**WORK INSTRUCTIONS**
From the entries below, copy out every line with "icon" in it.
+++ RECORDS PROVIDED +++
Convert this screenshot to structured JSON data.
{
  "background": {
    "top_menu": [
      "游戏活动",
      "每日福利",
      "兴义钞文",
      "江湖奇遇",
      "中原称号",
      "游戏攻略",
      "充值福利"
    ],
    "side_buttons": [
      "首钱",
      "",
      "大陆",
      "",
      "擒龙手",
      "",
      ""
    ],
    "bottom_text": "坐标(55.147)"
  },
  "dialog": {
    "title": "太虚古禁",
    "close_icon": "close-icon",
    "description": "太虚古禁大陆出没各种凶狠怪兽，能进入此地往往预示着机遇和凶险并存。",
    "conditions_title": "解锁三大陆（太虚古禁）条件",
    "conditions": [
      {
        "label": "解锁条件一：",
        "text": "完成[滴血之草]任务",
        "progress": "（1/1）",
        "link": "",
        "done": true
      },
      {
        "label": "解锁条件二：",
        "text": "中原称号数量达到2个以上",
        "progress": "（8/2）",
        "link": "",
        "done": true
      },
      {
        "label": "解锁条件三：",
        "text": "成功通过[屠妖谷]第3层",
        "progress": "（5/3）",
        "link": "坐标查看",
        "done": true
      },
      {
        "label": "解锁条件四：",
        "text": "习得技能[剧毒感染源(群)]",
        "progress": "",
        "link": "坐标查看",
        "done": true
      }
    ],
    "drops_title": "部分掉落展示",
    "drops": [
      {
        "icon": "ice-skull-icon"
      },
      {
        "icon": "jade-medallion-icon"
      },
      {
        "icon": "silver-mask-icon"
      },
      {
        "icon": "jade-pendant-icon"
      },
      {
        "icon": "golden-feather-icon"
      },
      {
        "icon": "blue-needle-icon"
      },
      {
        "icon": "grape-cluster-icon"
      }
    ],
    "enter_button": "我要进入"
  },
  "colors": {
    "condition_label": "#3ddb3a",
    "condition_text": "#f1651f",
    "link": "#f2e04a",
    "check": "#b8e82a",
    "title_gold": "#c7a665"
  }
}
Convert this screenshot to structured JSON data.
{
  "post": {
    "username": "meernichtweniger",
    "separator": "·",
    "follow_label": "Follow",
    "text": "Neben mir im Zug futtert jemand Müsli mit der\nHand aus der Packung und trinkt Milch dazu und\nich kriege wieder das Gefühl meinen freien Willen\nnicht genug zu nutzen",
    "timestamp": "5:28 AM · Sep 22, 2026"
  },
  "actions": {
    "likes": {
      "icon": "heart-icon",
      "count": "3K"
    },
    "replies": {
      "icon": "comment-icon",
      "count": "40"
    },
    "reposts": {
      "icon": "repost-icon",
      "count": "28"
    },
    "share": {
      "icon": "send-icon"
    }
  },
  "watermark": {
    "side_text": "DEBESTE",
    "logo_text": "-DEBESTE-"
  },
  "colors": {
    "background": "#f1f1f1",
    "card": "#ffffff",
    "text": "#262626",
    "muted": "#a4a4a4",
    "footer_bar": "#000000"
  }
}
+++
**SOLUTION FOR THIS PROBLEM**
    "close_icon": "close-icon",
        "icon": "ice-skull-icon"
        "icon": "jade-medallion-icon"
        "icon": "silver-mask-icon"
        "icon": "jade-pendant-icon"
        "icon": "golden-feather-icon"
        "icon": "blue-needle-icon"
        "icon": "grape-cluster-icon"
      "icon": "heart-icon",
      "icon": "comment-icon",
      "icon": "repost-icon",
      "icon": "send-icon"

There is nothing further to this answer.